(WORK INSTRUCTIONS)
Gather each line of the entries below that includes "name".

(SUPPLIED ENTRIES)
* Begin *

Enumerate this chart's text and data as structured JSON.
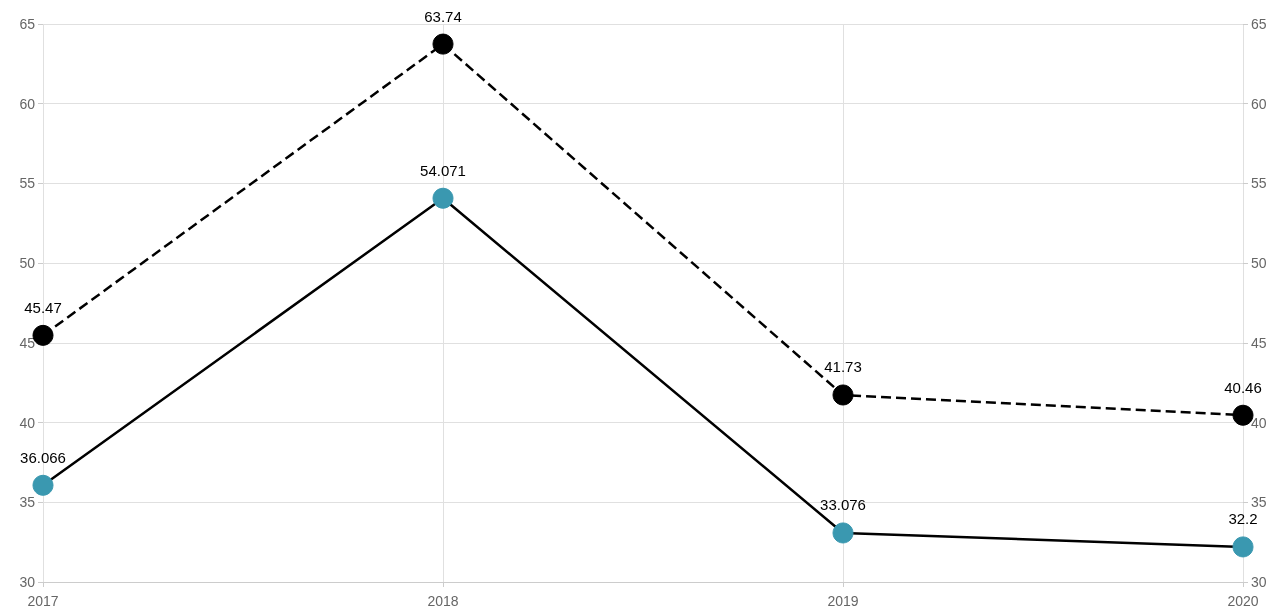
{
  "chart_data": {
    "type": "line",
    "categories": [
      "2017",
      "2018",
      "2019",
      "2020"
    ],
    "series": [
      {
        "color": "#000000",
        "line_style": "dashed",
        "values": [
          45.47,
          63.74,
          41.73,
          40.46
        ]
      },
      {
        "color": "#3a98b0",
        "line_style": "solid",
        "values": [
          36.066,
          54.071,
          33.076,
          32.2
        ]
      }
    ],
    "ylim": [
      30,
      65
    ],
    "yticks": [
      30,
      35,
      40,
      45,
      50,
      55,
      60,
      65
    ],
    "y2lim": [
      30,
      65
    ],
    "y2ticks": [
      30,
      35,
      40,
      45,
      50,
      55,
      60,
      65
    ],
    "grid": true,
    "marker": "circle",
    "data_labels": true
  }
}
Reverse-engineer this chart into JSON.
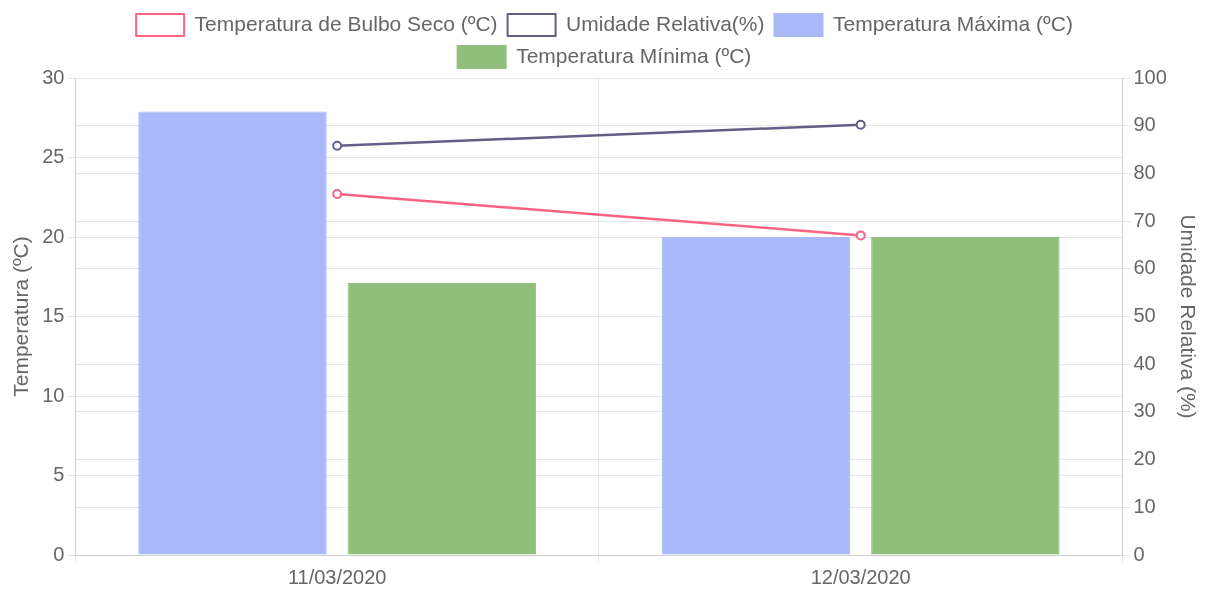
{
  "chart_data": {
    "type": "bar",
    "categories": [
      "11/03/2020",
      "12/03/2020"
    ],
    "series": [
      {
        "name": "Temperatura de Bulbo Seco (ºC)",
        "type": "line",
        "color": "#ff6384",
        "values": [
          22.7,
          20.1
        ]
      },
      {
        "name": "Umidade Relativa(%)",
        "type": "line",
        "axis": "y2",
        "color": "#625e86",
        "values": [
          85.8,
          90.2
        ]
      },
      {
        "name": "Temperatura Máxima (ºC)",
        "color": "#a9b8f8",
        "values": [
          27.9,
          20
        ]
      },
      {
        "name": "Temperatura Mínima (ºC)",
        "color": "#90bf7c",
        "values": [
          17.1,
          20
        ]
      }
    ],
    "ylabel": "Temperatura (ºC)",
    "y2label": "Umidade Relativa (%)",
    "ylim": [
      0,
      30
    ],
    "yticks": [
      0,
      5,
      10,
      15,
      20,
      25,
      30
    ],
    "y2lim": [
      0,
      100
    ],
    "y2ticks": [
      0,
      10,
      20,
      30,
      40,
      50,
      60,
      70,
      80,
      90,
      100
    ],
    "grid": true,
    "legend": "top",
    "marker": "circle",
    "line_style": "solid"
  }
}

* End *

(ANSWER TO THIS PROBLEM)
        "name": "Temperatura de Bulbo Seco (ºC)",
        "name": "Umidade Relativa(%)",
        "name": "Temperatura Máxima (ºC)",
        "name": "Temperatura Mínima (ºC)",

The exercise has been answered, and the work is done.